# Instructions to follow:
Search the listing for "RELATIVES" and copy every line where it appears.

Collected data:
____________________
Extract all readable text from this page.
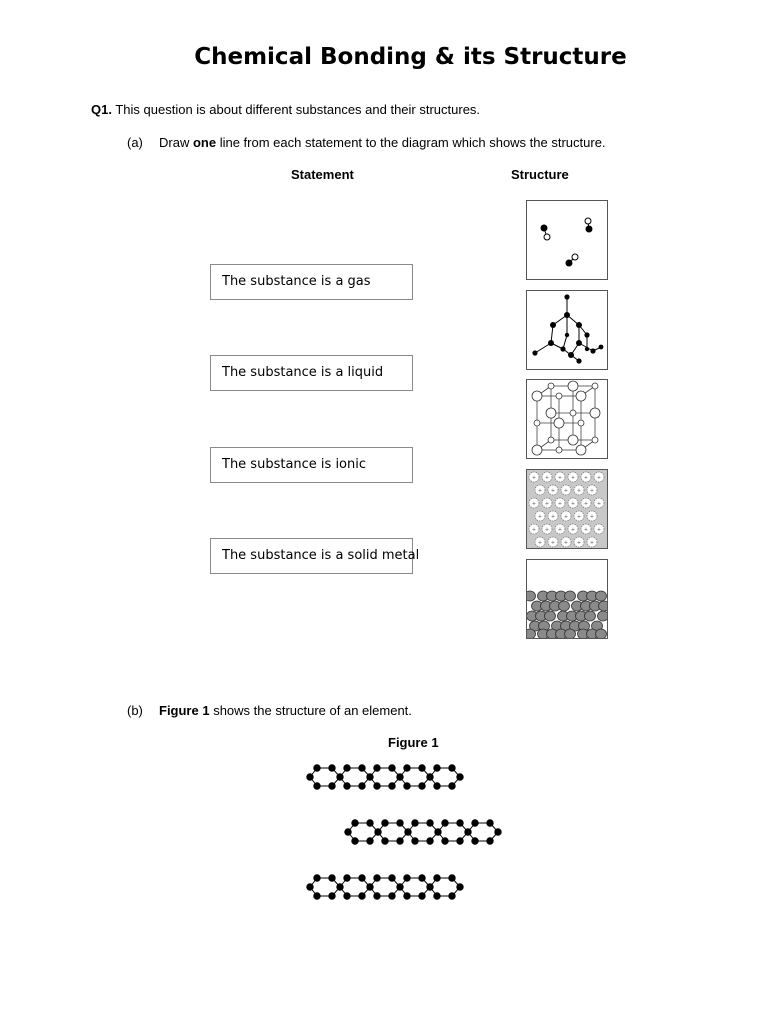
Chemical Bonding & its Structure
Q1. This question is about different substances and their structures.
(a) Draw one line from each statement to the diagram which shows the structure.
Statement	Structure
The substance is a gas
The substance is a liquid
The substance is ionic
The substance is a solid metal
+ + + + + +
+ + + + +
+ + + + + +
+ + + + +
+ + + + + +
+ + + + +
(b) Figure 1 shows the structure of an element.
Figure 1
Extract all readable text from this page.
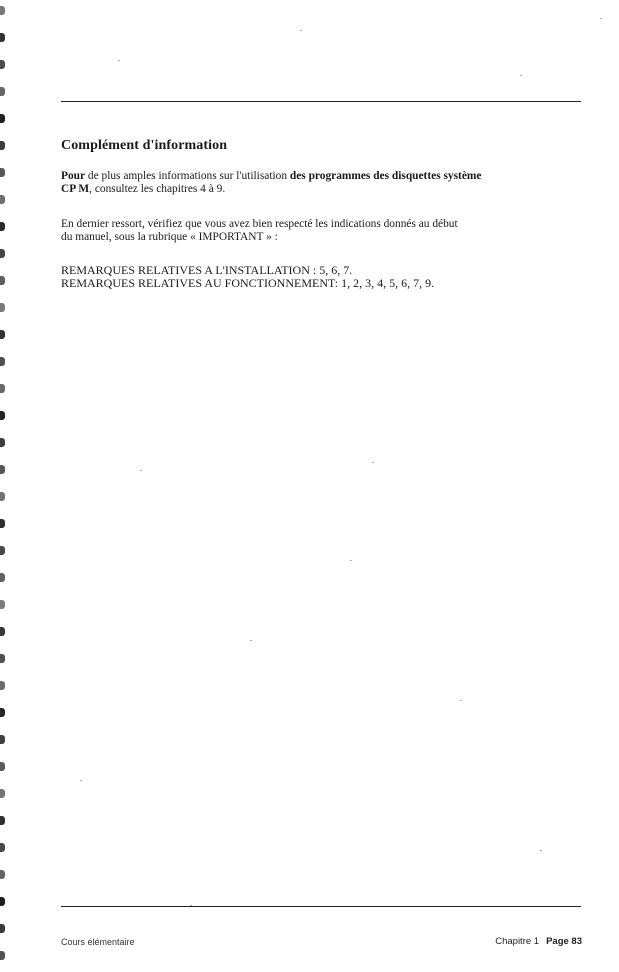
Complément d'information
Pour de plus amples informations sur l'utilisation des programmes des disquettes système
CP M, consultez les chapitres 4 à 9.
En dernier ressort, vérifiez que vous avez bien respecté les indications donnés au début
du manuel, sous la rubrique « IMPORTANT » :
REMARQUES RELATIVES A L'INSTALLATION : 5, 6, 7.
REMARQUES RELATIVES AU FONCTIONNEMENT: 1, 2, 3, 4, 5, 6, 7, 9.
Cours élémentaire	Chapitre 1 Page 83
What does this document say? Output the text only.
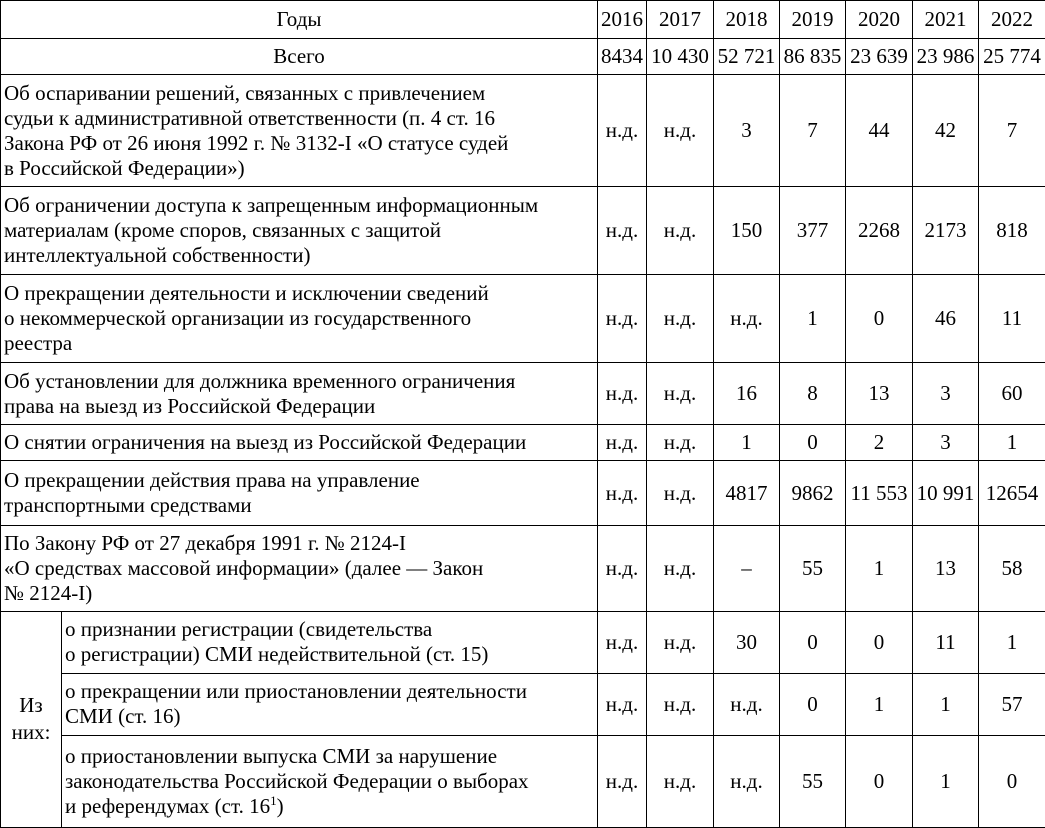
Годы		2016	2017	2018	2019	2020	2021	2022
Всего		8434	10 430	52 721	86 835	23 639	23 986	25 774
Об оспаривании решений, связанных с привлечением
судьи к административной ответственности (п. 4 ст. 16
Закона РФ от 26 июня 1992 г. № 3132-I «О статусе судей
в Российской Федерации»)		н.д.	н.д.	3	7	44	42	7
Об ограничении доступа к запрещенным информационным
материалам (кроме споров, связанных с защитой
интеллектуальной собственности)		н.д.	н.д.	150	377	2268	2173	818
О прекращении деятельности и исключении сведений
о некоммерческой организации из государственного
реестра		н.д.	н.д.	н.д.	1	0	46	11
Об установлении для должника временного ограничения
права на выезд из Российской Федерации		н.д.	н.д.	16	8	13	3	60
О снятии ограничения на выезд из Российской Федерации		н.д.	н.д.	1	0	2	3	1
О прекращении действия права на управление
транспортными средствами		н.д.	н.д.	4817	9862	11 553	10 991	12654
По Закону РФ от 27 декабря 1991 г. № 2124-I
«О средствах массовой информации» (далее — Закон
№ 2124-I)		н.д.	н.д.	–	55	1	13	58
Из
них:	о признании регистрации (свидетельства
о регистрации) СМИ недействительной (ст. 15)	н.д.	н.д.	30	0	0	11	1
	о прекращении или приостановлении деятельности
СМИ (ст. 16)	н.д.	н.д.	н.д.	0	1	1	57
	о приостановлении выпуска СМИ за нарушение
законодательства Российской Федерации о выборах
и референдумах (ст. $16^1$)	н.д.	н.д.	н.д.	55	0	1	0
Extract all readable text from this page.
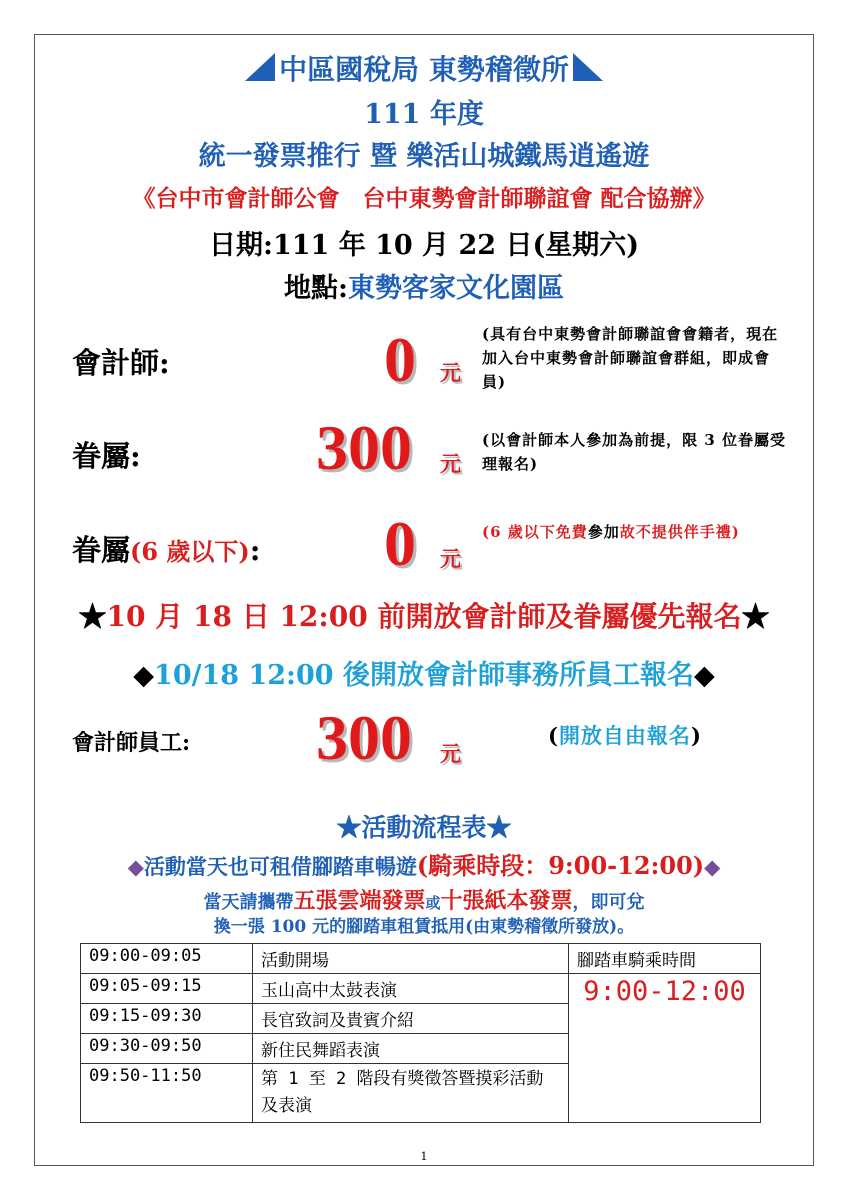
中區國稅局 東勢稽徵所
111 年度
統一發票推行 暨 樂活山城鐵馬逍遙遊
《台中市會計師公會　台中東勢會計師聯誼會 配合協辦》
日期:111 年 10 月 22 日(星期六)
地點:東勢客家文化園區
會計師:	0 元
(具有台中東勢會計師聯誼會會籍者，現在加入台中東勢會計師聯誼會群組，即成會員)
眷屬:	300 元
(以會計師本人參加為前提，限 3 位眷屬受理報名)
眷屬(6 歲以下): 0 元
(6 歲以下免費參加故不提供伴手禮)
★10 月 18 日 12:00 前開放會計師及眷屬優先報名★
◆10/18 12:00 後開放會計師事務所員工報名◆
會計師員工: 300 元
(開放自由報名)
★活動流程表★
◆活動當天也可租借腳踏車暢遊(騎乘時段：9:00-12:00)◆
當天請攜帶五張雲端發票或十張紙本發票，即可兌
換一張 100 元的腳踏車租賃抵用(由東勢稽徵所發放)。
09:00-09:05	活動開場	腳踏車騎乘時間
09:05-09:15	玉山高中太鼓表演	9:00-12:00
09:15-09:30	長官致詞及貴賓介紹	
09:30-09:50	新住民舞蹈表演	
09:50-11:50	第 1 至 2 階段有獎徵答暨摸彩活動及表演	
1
____________________
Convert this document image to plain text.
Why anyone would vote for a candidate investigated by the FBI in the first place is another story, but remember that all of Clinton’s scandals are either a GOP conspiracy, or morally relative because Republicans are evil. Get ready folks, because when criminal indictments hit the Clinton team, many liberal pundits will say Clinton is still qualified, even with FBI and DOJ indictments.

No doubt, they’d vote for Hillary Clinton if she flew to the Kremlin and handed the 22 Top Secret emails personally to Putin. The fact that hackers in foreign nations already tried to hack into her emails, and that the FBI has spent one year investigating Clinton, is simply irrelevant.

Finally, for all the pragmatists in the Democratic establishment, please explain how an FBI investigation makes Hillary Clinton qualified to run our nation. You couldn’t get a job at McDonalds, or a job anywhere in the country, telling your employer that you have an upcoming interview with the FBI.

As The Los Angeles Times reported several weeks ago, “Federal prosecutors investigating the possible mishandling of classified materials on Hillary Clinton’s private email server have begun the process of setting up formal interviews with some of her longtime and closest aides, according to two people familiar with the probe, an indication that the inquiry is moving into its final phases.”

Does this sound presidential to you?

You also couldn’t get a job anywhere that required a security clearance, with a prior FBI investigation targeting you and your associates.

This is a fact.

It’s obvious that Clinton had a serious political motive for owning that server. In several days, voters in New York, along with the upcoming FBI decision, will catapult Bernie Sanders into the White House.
____________________
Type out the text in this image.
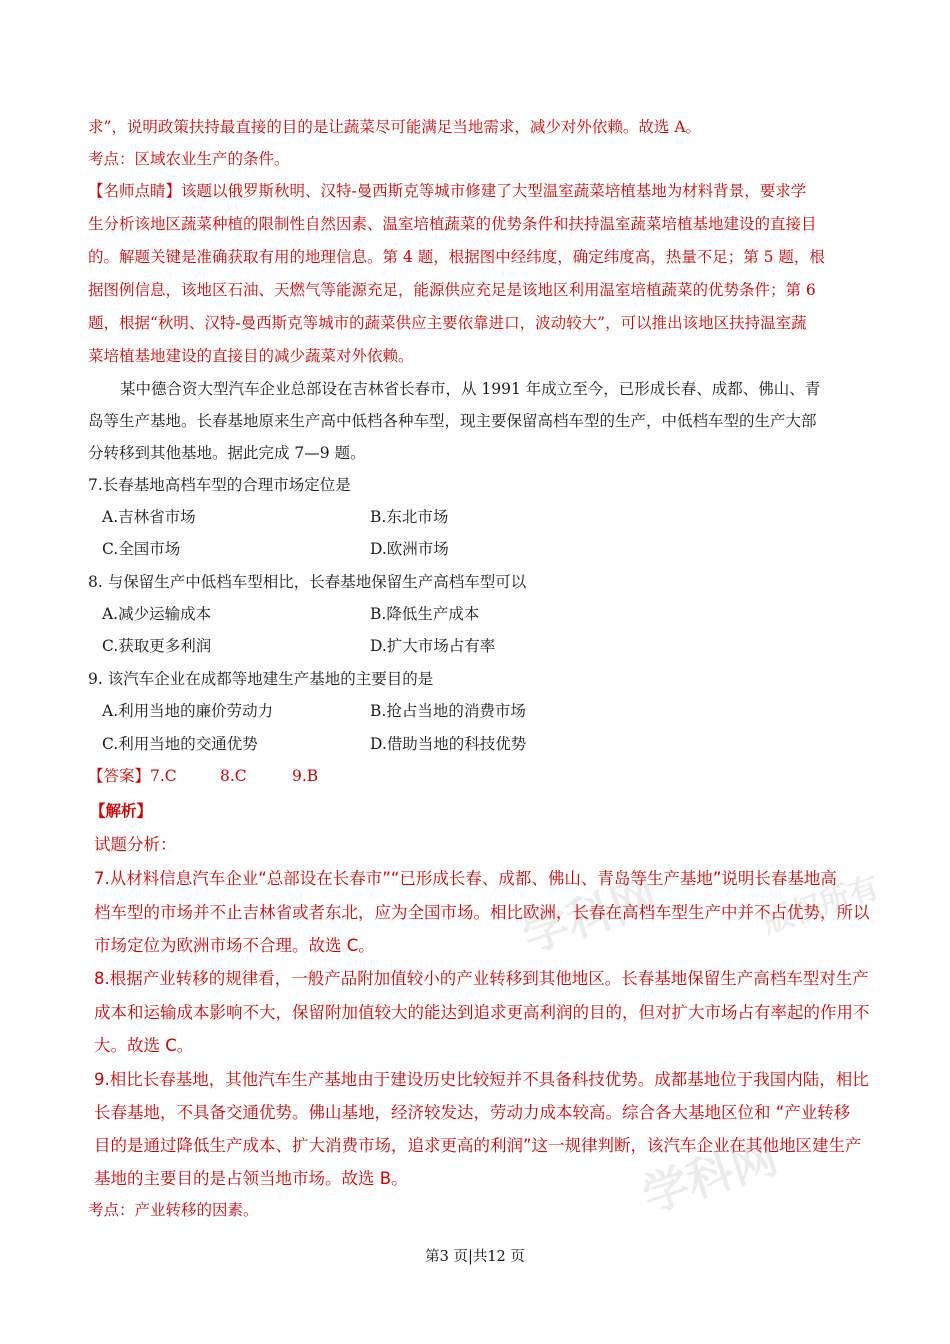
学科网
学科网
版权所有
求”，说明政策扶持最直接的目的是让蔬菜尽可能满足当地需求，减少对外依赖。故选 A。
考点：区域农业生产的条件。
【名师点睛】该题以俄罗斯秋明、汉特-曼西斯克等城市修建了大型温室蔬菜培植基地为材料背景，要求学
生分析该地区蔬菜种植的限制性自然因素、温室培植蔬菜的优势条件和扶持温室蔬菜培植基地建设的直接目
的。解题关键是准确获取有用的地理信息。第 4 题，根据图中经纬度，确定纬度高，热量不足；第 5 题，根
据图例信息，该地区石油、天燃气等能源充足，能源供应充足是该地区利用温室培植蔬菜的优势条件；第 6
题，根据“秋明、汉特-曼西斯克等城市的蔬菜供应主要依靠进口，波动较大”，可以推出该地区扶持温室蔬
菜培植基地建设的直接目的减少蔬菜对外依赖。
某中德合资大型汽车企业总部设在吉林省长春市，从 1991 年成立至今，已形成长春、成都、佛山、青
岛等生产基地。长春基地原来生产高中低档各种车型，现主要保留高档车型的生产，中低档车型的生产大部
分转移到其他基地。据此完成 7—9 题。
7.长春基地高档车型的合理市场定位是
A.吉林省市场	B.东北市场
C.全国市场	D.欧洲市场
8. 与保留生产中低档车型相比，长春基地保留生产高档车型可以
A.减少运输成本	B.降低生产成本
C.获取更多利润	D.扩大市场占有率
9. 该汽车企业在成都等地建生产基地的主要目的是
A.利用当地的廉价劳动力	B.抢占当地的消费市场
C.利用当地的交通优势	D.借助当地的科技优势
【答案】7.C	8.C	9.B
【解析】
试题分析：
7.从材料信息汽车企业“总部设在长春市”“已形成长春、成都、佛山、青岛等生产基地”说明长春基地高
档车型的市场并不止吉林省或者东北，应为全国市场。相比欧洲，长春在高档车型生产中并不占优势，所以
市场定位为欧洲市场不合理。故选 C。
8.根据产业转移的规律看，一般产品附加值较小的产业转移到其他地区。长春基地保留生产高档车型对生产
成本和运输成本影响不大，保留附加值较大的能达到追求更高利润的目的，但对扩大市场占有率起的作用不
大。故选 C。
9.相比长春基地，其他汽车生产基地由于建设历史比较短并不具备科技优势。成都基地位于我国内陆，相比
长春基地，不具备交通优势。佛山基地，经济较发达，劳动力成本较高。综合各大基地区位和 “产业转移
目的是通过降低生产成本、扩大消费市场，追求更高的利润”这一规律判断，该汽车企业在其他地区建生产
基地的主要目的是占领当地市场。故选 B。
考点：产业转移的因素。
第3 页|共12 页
____________________
# Reply to the exercise:
REMARQUES RELATIVES A L'INSTALLATION : 5, 6, 7.
REMARQUES RELATIVES AU FONCTIONNEMENT: 1, 2, 3, 4, 5, 6, 7, 9.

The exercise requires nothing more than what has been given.